PROBLEM REQUIREMENTS: Exact reproduction is required for all entries.

RECORD EXTRACTS:

----------

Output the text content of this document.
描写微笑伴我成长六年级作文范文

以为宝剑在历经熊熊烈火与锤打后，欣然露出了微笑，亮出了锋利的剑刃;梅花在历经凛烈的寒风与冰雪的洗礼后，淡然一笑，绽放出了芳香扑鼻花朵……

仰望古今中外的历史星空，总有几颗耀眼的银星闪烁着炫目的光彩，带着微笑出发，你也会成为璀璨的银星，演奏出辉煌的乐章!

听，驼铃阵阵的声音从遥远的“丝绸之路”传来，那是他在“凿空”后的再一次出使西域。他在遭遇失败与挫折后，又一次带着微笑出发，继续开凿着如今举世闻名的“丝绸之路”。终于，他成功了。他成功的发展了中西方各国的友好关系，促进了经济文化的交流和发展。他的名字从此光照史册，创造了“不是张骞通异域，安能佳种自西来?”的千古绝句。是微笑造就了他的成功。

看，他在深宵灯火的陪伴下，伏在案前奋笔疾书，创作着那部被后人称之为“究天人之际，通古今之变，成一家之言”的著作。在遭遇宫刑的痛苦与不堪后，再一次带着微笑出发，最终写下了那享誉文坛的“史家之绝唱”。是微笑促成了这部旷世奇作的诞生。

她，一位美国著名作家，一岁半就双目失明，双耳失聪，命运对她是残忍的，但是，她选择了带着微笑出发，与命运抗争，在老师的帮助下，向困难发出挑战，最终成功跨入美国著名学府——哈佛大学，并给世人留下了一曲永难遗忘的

----------

REPLY TO THE EXERCISE:
Output the text content of this document.
描写微笑伴我成长六年级作文范文

以为宝剑在历经熊熊烈火与锤打后，欣然露出了微笑，亮出了锋利的剑刃;梅花在历经凛烈的寒风与冰雪的洗礼后，淡然一笑，绽放出了芳香扑鼻花朵……

仰望古今中外的历史星空，总有几颗耀眼的银星闪烁着炫目的光彩，带着微笑出发，你也会成为璀璨的银星，演奏出辉煌的乐章!

听，驼铃阵阵的声音从遥远的“丝绸之路”传来，那是他在“凿空”后的再一次出使西域。他在遭遇失败与挫折后，又一次带着微笑出发，继续开凿着如今举世闻名的“丝绸之路”。终于，他成功了。他成功的发展了中西方各国的友好关系，促进了经济文化的交流和发展。他的名字从此光照史册，创造了“不是张骞通异域，安能佳种自西来?”的千古绝句。是微笑造就了他的成功。

看，他在深宵灯火的陪伴下，伏在案前奋笔疾书，创作着那部被后人称之为“究天人之际，通古今之变，成一家之言”的著作。在遭遇宫刑的痛苦与不堪后，再一次带着微笑出发，最终写下了那享誉文坛的“史家之绝唱”。是微笑促成了这部旷世奇作的诞生。

她，一位美国著名作家，一岁半就双目失明，双耳失聪，命运对她是残忍的，但是，她选择了带着微笑出发，与命运抗争，在老师的帮助下，向困难发出挑战，最终成功跨入美国著名学府——哈佛大学，并给世人留下了一曲永难遗忘的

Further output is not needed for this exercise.